"""
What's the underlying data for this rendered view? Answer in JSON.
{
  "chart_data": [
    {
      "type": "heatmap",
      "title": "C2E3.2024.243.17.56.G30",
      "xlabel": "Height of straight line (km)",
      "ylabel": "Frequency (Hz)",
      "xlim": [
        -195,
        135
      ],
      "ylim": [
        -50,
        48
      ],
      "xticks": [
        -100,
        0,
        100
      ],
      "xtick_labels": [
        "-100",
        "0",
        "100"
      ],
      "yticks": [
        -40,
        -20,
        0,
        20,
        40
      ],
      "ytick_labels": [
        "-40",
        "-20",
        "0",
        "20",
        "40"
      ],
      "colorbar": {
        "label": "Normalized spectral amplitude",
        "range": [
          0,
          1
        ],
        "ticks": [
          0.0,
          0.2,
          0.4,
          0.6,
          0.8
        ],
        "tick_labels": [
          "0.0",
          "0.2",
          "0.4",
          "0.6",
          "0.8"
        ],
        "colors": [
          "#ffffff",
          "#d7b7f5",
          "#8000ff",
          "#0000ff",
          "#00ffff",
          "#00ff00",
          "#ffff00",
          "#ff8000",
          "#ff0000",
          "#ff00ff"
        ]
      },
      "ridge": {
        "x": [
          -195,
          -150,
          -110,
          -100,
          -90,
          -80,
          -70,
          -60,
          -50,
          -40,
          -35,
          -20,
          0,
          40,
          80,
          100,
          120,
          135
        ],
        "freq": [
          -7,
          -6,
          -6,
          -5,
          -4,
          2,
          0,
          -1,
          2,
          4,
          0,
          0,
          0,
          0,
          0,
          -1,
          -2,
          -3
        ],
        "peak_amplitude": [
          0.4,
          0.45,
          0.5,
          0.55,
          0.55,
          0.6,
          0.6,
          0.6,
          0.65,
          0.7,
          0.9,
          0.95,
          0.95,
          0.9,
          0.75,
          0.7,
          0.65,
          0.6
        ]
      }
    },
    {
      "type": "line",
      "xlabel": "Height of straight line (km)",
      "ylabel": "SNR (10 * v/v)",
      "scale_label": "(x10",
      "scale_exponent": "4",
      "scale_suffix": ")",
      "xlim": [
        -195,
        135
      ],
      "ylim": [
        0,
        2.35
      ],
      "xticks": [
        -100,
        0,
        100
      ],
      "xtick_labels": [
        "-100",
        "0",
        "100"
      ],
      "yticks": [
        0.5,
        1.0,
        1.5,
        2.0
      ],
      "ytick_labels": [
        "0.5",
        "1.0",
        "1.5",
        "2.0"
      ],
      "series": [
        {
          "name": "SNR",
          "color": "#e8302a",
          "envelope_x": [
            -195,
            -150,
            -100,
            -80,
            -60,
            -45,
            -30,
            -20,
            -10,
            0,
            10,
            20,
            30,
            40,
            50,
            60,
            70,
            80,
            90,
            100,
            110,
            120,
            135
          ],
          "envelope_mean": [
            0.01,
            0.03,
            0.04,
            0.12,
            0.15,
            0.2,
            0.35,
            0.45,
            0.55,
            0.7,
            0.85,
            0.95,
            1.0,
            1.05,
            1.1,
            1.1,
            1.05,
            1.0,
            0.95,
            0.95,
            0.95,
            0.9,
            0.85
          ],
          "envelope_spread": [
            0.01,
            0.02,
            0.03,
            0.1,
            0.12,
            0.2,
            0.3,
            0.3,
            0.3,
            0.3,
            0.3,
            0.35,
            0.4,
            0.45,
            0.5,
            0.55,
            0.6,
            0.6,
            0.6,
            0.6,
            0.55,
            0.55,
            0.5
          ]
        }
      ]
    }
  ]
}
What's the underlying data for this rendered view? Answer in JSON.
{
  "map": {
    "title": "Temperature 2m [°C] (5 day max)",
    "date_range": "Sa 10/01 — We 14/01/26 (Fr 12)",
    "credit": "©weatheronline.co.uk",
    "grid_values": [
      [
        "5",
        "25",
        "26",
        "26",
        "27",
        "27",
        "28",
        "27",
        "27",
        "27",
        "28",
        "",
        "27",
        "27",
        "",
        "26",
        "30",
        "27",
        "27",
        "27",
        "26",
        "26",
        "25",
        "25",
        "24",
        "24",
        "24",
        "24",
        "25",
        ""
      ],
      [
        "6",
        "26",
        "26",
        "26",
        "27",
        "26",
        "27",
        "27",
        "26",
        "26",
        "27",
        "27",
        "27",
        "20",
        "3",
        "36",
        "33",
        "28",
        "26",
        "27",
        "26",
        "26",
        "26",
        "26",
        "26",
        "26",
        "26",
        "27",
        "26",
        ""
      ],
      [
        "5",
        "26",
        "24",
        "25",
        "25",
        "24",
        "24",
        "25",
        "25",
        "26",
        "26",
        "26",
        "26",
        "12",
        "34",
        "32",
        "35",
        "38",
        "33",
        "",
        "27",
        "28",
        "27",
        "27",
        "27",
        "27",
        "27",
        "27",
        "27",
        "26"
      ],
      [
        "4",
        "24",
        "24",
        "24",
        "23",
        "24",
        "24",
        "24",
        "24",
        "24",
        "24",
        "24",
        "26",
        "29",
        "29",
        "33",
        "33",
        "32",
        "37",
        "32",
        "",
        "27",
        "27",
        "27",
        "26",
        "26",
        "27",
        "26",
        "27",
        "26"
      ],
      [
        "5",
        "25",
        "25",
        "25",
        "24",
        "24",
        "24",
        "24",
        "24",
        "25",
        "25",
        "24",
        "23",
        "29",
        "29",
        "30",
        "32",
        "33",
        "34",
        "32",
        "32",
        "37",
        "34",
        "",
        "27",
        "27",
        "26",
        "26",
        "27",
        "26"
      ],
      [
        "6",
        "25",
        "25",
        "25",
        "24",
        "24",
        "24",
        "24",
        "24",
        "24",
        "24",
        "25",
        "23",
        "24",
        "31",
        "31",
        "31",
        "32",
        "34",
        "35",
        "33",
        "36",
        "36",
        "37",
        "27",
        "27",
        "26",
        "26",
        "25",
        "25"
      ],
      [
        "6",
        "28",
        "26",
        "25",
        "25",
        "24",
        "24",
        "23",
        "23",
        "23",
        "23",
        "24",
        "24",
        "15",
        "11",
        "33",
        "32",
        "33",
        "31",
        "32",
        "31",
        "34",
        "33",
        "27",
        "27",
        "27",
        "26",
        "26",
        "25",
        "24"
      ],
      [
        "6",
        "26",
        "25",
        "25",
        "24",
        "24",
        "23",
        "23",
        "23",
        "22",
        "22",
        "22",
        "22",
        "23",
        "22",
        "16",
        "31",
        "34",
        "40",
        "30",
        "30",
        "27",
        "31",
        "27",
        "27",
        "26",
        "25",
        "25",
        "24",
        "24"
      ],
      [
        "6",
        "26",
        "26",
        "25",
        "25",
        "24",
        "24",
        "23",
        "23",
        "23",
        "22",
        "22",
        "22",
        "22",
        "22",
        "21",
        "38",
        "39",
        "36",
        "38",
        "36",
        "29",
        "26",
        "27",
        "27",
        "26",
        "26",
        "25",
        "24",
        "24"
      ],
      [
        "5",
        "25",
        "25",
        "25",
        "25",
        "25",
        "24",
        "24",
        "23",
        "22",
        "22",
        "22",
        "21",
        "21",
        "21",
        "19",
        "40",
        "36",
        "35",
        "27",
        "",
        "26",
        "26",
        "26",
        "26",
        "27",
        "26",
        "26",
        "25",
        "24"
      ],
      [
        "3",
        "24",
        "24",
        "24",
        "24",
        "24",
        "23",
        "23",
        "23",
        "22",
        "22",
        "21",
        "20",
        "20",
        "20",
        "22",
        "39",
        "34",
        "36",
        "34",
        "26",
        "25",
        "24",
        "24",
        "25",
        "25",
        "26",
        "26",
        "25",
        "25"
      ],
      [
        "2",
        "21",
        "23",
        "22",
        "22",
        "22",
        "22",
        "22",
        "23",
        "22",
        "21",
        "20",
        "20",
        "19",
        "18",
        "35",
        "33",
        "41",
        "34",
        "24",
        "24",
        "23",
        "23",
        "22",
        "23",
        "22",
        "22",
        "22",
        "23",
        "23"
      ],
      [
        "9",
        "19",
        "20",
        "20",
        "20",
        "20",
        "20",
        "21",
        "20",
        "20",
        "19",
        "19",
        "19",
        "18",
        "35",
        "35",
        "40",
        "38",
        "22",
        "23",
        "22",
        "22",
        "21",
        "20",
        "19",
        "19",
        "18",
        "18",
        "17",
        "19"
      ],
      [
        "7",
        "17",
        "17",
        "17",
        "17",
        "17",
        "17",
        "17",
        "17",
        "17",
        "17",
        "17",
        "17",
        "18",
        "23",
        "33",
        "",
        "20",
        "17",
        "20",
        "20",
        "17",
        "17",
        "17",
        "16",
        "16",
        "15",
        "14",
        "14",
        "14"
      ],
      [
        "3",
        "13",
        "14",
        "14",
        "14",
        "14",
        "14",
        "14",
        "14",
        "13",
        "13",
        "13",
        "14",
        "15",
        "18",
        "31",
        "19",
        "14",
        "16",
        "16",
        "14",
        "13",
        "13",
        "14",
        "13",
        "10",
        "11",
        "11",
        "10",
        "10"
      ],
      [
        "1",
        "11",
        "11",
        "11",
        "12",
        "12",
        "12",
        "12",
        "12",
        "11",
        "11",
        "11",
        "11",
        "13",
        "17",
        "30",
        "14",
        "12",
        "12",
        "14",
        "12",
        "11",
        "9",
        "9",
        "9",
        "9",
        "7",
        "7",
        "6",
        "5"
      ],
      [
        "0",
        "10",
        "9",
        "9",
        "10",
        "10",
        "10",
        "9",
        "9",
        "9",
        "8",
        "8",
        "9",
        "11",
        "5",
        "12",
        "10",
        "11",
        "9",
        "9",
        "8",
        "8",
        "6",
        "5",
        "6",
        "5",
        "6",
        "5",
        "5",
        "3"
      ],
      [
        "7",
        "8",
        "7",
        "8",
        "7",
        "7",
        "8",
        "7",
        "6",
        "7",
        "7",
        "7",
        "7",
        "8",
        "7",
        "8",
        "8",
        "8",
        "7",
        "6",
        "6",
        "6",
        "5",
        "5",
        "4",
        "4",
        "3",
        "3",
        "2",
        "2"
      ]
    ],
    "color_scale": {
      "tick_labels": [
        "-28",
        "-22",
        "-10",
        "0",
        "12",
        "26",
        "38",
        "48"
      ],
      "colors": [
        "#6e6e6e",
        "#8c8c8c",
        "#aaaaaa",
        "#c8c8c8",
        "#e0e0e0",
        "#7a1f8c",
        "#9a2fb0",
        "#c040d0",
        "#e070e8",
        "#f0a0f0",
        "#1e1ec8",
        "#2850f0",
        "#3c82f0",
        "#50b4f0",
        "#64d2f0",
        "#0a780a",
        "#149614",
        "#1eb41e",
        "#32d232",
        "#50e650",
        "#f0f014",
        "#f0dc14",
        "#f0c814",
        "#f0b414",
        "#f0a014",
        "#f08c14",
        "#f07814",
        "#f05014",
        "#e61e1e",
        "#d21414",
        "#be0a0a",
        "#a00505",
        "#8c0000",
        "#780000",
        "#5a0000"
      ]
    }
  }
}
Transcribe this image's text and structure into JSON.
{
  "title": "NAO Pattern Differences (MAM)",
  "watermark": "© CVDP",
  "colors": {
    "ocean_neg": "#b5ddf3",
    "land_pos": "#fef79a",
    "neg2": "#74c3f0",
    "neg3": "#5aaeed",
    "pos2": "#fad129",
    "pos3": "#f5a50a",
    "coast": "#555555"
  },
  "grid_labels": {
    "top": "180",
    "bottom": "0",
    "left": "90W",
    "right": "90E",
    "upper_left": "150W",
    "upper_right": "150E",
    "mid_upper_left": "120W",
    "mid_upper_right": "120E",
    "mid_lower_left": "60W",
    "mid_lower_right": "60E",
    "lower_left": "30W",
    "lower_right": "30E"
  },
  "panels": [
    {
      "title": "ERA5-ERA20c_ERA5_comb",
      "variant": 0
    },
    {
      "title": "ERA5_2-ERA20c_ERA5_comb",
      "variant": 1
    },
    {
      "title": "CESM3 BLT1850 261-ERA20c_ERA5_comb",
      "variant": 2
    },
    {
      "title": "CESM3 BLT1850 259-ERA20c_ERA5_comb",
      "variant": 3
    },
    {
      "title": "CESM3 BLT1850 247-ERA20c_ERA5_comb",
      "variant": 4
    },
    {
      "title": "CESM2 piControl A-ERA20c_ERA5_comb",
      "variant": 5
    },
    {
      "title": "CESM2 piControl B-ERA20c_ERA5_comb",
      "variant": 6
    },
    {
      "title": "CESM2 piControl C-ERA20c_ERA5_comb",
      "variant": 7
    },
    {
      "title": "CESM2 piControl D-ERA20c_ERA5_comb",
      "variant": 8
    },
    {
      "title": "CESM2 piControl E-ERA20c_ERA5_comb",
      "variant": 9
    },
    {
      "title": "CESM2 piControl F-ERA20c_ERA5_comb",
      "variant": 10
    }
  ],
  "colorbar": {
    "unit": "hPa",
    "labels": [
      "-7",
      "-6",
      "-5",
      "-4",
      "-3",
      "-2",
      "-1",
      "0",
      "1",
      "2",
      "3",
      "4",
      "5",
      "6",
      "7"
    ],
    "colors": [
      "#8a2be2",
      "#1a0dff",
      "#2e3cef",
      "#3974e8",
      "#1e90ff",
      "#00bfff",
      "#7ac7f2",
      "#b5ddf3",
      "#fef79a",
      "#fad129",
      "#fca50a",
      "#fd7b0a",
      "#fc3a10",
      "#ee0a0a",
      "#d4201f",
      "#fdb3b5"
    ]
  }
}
"""
In the records above, find each line with the word "ylabel" and copy it.

SOLUTION BELOW:
      "ylabel": "Frequency (Hz)",
      "ylabel": "SNR (10 * v/v)",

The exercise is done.